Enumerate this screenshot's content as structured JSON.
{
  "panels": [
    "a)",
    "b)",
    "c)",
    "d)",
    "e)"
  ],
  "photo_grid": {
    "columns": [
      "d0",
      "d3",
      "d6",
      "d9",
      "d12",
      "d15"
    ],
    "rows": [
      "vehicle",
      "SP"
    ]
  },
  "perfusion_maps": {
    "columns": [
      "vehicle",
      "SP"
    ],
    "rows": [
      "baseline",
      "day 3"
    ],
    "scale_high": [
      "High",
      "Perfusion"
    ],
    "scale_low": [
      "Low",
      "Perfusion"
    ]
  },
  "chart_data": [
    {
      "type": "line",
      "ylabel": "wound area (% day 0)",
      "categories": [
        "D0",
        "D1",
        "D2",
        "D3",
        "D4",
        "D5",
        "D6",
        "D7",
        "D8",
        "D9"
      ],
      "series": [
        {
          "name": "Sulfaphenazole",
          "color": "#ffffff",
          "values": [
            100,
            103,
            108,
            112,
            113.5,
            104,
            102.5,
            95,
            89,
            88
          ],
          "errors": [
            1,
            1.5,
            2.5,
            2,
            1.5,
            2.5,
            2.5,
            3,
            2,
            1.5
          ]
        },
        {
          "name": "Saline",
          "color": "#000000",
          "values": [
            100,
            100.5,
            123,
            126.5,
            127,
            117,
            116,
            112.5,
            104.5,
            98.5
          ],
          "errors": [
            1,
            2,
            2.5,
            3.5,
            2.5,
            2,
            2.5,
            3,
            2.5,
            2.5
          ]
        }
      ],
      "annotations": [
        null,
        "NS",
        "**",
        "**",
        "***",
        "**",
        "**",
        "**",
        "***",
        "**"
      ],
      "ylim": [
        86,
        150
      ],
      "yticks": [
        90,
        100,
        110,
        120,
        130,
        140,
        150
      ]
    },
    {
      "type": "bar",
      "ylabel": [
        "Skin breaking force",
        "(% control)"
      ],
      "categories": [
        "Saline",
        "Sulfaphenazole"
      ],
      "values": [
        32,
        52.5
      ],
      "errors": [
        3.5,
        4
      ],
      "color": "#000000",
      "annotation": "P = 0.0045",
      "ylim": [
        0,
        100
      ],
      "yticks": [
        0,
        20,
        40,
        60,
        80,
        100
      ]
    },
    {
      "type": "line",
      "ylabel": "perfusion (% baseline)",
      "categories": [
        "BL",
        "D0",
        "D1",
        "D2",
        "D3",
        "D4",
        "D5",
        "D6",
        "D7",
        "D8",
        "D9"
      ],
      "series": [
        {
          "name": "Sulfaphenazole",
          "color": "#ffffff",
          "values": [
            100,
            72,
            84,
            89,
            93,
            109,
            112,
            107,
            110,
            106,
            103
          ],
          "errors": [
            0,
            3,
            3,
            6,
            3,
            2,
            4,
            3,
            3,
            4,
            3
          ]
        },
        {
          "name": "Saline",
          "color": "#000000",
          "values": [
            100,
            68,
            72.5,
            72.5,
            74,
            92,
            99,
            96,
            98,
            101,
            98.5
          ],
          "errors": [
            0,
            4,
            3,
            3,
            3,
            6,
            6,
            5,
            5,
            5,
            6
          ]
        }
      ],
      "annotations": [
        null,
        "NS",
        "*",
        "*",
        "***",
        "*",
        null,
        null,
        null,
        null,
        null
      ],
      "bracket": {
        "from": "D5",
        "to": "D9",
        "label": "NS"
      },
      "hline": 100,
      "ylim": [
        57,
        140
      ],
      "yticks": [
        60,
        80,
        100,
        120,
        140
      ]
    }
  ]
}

**What you should do**
Report how many lines of the entries hold the word "ylabel". Nothing else is needed.

**Answer to this task**
3